PROBLEM REQUIREMENTS: Only the images are to be dropped; the records themselves must be repeated exactly.

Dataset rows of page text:
··········
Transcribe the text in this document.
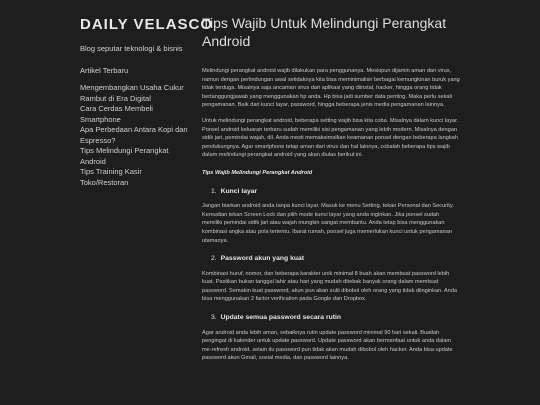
DAILY VELASCO
Blog seputar teknologi & bisnis
Artikel Terbaru
Mengembangkan Usaha Cukur Rambut di Era Digital
Cara Cerdas Membeli Smartphone
Apa Perbedaan Antara Kopi dan Espresso?
Tips Melindungi Perangkat Android
Tips Training Kasir Toko/Restoran
Tips Wajib Untuk Melindungi Perangkat Android

Melindungi perangkat android wajib dilakukan para penggunanya. Meskipun dijamin aman dari virus, namun dengan perlindungan awal setidaknya kita bisa meminimalisir berbagai kemungkinan buruk yang tidak terduga. Misalnya saja ancaman virus dari aplikasi yang diinstal, hacker, hingga orang tidak bertanggungjawab yang menggunakan hp anda. Hp bisa jadi sumber data penting. Maka perlu sekali pengamanan. Baik dari kunci layar, password, hingga beberapa jenis media pengamanan lainnya.

Untuk melindungi perangkat android, beberapa setting wajib bisa kita coba. Misalnya dalam kunci layar. Ponsel android keluaran terbaru sudah memiliki sisi pengamanan yang lebih modern. Misalnya dengan sidik jari, pemindai wajah, dll. Anda mesti memaksimalkan keamanan ponsel dengan beberapa langkah pendukungnya. Agar smartphone tetap aman dari virus dan hal lainnya, cobalah beberapa tips wajib dalam melindungi perangkat android yang akan diulas berikut ini.

Tips Wajib Melindungi Perangkat Android
1. Kunci layar

Jangan biarkan android anda tanpa kunci layar. Masuk ke menu Setting, tekan Personal dan Security. Kemudian tekan Screen Lock dan pilih mode kunci layar yang anda inginkan. Jika ponsel sudah memiliki pemindai sidik jari atau wajah mungkin sangat membantu. Anda tetap bisa menggunakan kombinasi angka atau pola tertentu. Ibarat rumah, ponsel juga memerlukan kunci untuk pengamanan utamanya.

2. Password akun yang kuat

Kombinasi huruf, nomor, dan beberapa karakter unik minimal 8 buah akan membuat password lebih kuat. Pastikan bukan tanggal lahir atau hari yang mudah ditebak banyak orang dalam membuat password. Semakin kuat password, akun pun akan sulit dibobol oleh orang yang tidak diinginkan. Anda bisa menggunakan 2 factor verification pada Google dan Dropbox.

3. Update semua password secara rutin

Agar android anda lebih aman, sebaiknya rutin update password minimal 90 hari sekali. Buatlah pengingat di kalender untuk update password. Update password akan bermanfaat untuk anda dalam me-refresh android. selain itu password pun tidak akan mudah dibobol oleh hacker. Anda bisa update password akun Gmail, sosial media, dan password lainnya.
··········
WRITTEN RESPONSE:
Transcribe the text in this document.
DAILY VELASCO
Blog seputar teknologi & bisnis
Artikel Terbaru
Mengembangkan Usaha Cukur Rambut di Era Digital
Cara Cerdas Membeli Smartphone
Apa Perbedaan Antara Kopi dan Espresso?
Tips Melindungi Perangkat Android
Tips Training Kasir Toko/Restoran
Tips Wajib Untuk Melindungi Perangkat Android

Melindungi perangkat android wajib dilakukan para penggunanya. Meskipun dijamin aman dari virus, namun dengan perlindungan awal setidaknya kita bisa meminimalisir berbagai kemungkinan buruk yang tidak terduga. Misalnya saja ancaman virus dari aplikasi yang diinstal, hacker, hingga orang tidak bertanggungjawab yang menggunakan hp anda. Hp bisa jadi sumber data penting. Maka perlu sekali pengamanan. Baik dari kunci layar, password, hingga beberapa jenis media pengamanan lainnya.

Untuk melindungi perangkat android, beberapa setting wajib bisa kita coba. Misalnya dalam kunci layar. Ponsel android keluaran terbaru sudah memiliki sisi pengamanan yang lebih modern. Misalnya dengan sidik jari, pemindai wajah, dll. Anda mesti memaksimalkan keamanan ponsel dengan beberapa langkah pendukungnya. Agar smartphone tetap aman dari virus dan hal lainnya, cobalah beberapa tips wajib dalam melindungi perangkat android yang akan diulas berikut ini.

Tips Wajib Melindungi Perangkat Android
1. Kunci layar

Jangan biarkan android anda tanpa kunci layar. Masuk ke menu Setting, tekan Personal dan Security. Kemudian tekan Screen Lock dan pilih mode kunci layar yang anda inginkan. Jika ponsel sudah memiliki pemindai sidik jari atau wajah mungkin sangat membantu. Anda tetap bisa menggunakan kombinasi angka atau pola tertentu. Ibarat rumah, ponsel juga memerlukan kunci untuk pengamanan utamanya.

2. Password akun yang kuat

Kombinasi huruf, nomor, dan beberapa karakter unik minimal 8 buah akan membuat password lebih kuat. Pastikan bukan tanggal lahir atau hari yang mudah ditebak banyak orang dalam membuat password. Semakin kuat password, akun pun akan sulit dibobol oleh orang yang tidak diinginkan. Anda bisa menggunakan 2 factor verification pada Google dan Dropbox.

3. Update semua password secara rutin

Agar android anda lebih aman, sebaiknya rutin update password minimal 90 hari sekali. Buatlah pengingat di kalender untuk update password. Update password akan bermanfaat untuk anda dalam me-refresh android. selain itu password pun tidak akan mudah dibobol oleh hacker. Anda bisa update password akun Gmail, sosial media, dan password lainnya.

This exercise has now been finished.